**Exercise prompt:**
Can you give all the records again without altering a single character?

(Dataset rows)
>>>

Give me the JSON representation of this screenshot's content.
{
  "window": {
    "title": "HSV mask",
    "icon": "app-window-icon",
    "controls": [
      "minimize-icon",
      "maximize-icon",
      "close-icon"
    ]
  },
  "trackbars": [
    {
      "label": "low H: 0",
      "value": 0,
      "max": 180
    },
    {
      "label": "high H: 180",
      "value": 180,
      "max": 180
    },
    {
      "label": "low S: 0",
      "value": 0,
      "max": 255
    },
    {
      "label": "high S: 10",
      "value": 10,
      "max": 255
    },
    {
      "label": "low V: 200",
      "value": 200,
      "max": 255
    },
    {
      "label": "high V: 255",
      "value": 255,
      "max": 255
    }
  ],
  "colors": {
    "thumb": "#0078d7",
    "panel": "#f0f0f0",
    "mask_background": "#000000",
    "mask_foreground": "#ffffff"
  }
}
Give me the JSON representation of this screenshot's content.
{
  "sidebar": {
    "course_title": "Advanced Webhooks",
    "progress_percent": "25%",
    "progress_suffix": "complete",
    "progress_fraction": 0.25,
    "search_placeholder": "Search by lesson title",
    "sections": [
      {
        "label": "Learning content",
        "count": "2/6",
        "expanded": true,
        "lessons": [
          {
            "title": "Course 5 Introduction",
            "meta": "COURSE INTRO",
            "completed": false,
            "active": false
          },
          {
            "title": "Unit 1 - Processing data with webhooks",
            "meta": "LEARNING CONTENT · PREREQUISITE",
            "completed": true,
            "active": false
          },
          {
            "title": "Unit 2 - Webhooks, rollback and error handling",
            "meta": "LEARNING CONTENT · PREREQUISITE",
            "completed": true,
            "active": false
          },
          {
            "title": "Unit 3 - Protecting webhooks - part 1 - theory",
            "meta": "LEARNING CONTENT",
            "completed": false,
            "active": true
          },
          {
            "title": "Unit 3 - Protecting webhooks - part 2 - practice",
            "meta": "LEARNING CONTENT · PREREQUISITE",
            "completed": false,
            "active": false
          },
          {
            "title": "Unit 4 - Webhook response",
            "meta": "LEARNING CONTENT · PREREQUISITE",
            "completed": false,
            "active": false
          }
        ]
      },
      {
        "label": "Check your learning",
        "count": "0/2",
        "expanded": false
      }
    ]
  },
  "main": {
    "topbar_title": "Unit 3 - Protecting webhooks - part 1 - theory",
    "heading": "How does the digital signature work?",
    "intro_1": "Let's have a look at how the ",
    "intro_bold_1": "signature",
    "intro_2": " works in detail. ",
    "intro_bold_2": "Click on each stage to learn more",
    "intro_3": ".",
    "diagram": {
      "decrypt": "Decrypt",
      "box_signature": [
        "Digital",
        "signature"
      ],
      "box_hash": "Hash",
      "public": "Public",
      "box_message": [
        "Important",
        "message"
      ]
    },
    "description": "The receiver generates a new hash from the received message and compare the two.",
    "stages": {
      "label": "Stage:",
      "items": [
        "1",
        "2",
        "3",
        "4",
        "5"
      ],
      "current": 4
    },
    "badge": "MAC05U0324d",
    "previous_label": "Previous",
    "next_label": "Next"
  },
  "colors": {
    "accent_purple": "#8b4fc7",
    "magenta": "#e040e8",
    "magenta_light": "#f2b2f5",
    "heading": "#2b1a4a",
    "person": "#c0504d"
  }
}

<<<

**Finished answer:**
Give me the JSON representation of this screenshot's content.
{
  "window": {
    "title": "HSV mask",
    "icon": "app-window-icon",
    "controls": [
      "minimize-icon",
      "maximize-icon",
      "close-icon"
    ]
  },
  "trackbars": [
    {
      "label": "low H: 0",
      "value": 0,
      "max": 180
    },
    {
      "label": "high H: 180",
      "value": 180,
      "max": 180
    },
    {
      "label": "low S: 0",
      "value": 0,
      "max": 255
    },
    {
      "label": "high S: 10",
      "value": 10,
      "max": 255
    },
    {
      "label": "low V: 200",
      "value": 200,
      "max": 255
    },
    {
      "label": "high V: 255",
      "value": 255,
      "max": 255
    }
  ],
  "colors": {
    "thumb": "#0078d7",
    "panel": "#f0f0f0",
    "mask_background": "#000000",
    "mask_foreground": "#ffffff"
  }
}
Give me the JSON representation of this screenshot's content.
{
  "sidebar": {
    "course_title": "Advanced Webhooks",
    "progress_percent": "25%",
    "progress_suffix": "complete",
    "progress_fraction": 0.25,
    "search_placeholder": "Search by lesson title",
    "sections": [
      {
        "label": "Learning content",
        "count": "2/6",
        "expanded": true,
        "lessons": [
          {
            "title": "Course 5 Introduction",
            "meta": "COURSE INTRO",
            "completed": false,
            "active": false
          },
          {
            "title": "Unit 1 - Processing data with webhooks",
            "meta": "LEARNING CONTENT · PREREQUISITE",
            "completed": true,
            "active": false
          },
          {
            "title": "Unit 2 - Webhooks, rollback and error handling",
            "meta": "LEARNING CONTENT · PREREQUISITE",
            "completed": true,
            "active": false
          },
          {
            "title": "Unit 3 - Protecting webhooks - part 1 - theory",
            "meta": "LEARNING CONTENT",
            "completed": false,
            "active": true
          },
          {
            "title": "Unit 3 - Protecting webhooks - part 2 - practice",
            "meta": "LEARNING CONTENT · PREREQUISITE",
            "completed": false,
            "active": false
          },
          {
            "title": "Unit 4 - Webhook response",
            "meta": "LEARNING CONTENT · PREREQUISITE",
            "completed": false,
            "active": false
          }
        ]
      },
      {
        "label": "Check your learning",
        "count": "0/2",
        "expanded": false
      }
    ]
  },
  "main": {
    "topbar_title": "Unit 3 - Protecting webhooks - part 1 - theory",
    "heading": "How does the digital signature work?",
    "intro_1": "Let's have a look at how the ",
    "intro_bold_1": "signature",
    "intro_2": " works in detail. ",
    "intro_bold_2": "Click on each stage to learn more",
    "intro_3": ".",
    "diagram": {
      "decrypt": "Decrypt",
      "box_signature": [
        "Digital",
        "signature"
      ],
      "box_hash": "Hash",
      "public": "Public",
      "box_message": [
        "Important",
        "message"
      ]
    },
    "description": "The receiver generates a new hash from the received message and compare the two.",
    "stages": {
      "label": "Stage:",
      "items": [
        "1",
        "2",
        "3",
        "4",
        "5"
      ],
      "current": 4
    },
    "badge": "MAC05U0324d",
    "previous_label": "Previous",
    "next_label": "Next"
  },
  "colors": {
    "accent_purple": "#8b4fc7",
    "magenta": "#e040e8",
    "magenta_light": "#f2b2f5",
    "heading": "#2b1a4a",
    "person": "#c0504d"
  }
}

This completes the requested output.